►

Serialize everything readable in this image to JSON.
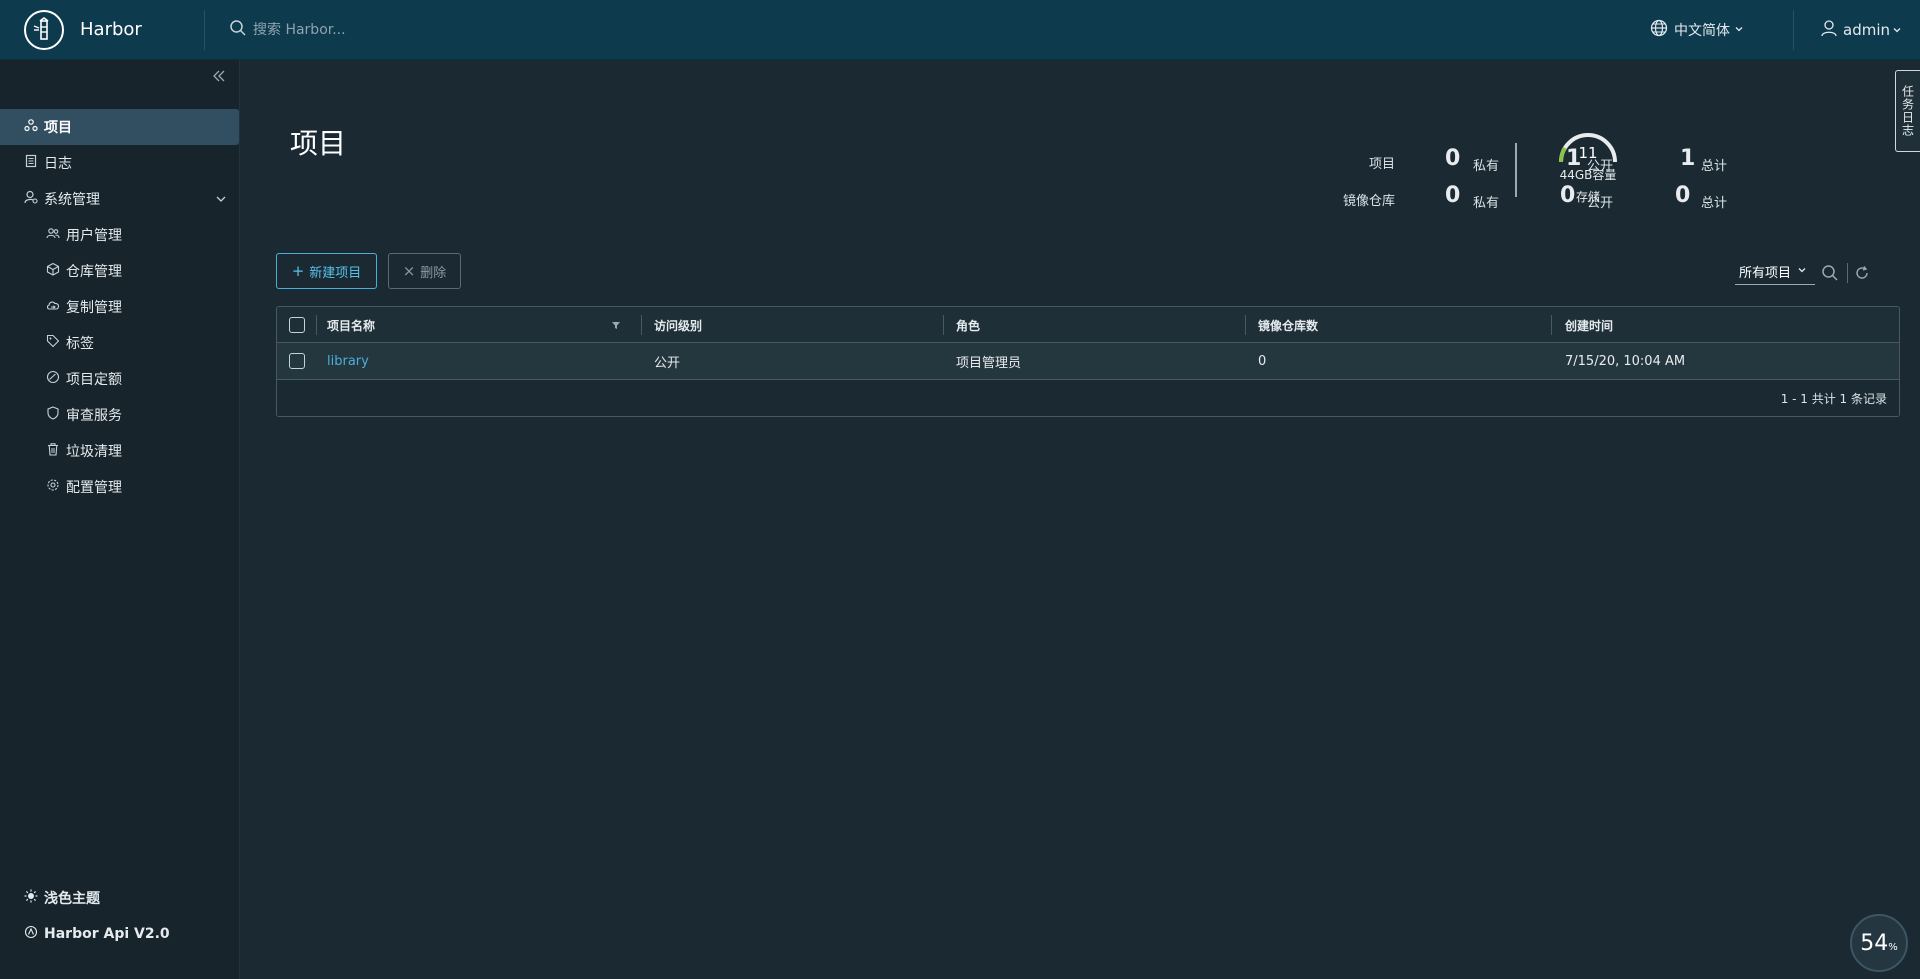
{
  "header": {
    "brand": "Harbor",
    "search_placeholder": "搜索 Harbor...",
    "language": "中文简体",
    "user": "admin"
  },
  "sidebar": {
    "items": [
      {
        "label": "项目",
        "icon": "projects-icon",
        "active": true
      },
      {
        "label": "日志",
        "icon": "logs-icon"
      },
      {
        "label": "系统管理",
        "icon": "admin-icon"
      }
    ],
    "sub_items": [
      {
        "label": "用户管理",
        "icon": "users-icon"
      },
      {
        "label": "仓库管理",
        "icon": "registry-icon"
      },
      {
        "label": "复制管理",
        "icon": "replication-icon"
      },
      {
        "label": "标签",
        "icon": "tag-icon"
      },
      {
        "label": "项目定额",
        "icon": "quota-icon"
      },
      {
        "label": "审查服务",
        "icon": "shield-icon"
      },
      {
        "label": "垃圾清理",
        "icon": "trash-icon"
      },
      {
        "label": "配置管理",
        "icon": "gear-icon"
      }
    ],
    "bottom": [
      {
        "label": "浅色主题",
        "icon": "sun-icon"
      },
      {
        "label": "Harbor Api V2.0",
        "icon": "api-icon"
      }
    ]
  },
  "main": {
    "title": "项目",
    "summary": {
      "projects_label": "项目",
      "repos_label": "镜像仓库",
      "private_label": "私有",
      "public_label": "公开",
      "total_label": "总计",
      "projects_private": "0",
      "projects_public": "1",
      "projects_total": "1",
      "repos_private": "0",
      "repos_public": "0",
      "repos_total": "0"
    },
    "storage": {
      "value": "11",
      "capacity": "44GB容量",
      "label": "存储"
    },
    "buttons": {
      "new_project": "新建项目",
      "delete": "删除"
    },
    "filter": {
      "selected": "所有项目"
    },
    "table": {
      "columns": [
        "项目名称",
        "访问级别",
        "角色",
        "镜像仓库数",
        "创建时间"
      ],
      "rows": [
        {
          "name": "library",
          "access": "公开",
          "role": "项目管理员",
          "repo_count": "0",
          "created": "7/15/20, 10:04 AM"
        }
      ],
      "footer": "1 - 1 共计 1 条记录"
    }
  },
  "side_tab": "任务日志",
  "perf_badge": {
    "value": "54",
    "unit": "%"
  },
  "colors": {
    "header_bg": "#0e3a4e",
    "sidebar_bg": "#17242b",
    "content_bg": "#1b2a32",
    "accent": "#49afd9",
    "active_nav": "#324f61"
  }
}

◄

Stated task. Every line above that contains the word "Harbor" should be reported.

Reply.
    "brand": "Harbor",
    "search_placeholder": "搜索 Harbor...",
        "label": "Harbor Api V2.0",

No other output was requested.